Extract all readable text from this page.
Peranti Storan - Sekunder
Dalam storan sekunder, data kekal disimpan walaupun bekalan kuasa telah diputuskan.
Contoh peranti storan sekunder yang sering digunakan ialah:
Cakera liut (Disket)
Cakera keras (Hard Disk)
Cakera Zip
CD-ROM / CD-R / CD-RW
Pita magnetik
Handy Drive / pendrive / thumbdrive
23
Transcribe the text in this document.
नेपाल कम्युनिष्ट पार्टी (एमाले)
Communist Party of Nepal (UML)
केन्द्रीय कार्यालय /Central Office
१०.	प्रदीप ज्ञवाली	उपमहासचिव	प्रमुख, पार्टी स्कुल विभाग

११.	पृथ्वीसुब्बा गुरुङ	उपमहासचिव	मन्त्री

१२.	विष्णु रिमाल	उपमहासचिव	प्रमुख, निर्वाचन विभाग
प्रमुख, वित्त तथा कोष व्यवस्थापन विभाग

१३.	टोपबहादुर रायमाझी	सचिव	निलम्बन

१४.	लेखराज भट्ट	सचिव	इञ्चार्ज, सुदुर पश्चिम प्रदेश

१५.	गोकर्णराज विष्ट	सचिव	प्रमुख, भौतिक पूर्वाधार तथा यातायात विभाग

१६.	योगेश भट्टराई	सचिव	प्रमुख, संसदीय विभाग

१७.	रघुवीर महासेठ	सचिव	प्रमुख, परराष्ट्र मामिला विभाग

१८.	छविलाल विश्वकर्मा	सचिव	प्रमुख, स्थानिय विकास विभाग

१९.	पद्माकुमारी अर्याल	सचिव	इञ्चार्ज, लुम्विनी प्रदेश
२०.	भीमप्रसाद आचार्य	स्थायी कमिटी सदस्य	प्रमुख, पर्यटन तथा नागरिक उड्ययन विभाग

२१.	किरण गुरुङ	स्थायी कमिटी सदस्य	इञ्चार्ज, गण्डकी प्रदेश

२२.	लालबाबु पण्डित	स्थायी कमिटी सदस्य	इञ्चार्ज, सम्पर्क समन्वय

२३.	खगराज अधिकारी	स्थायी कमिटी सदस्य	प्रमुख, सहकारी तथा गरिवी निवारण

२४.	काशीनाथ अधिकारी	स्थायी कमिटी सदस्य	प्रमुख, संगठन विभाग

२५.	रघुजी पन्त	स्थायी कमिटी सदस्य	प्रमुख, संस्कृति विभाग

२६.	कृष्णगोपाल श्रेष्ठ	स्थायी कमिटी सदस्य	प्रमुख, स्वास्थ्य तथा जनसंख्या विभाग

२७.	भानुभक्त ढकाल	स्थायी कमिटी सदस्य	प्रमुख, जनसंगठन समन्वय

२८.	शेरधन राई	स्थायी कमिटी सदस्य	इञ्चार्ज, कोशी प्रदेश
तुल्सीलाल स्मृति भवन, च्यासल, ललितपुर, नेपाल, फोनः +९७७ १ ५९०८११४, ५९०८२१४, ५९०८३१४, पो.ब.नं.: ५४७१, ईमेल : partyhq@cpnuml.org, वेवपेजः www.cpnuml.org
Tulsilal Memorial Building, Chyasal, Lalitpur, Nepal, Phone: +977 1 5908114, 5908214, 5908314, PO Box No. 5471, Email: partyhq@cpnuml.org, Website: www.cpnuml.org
--
=== CHALLENGE ===
Give only the number of lines above that hold the string "this".

=== ANSWER TO THE TASK ===
2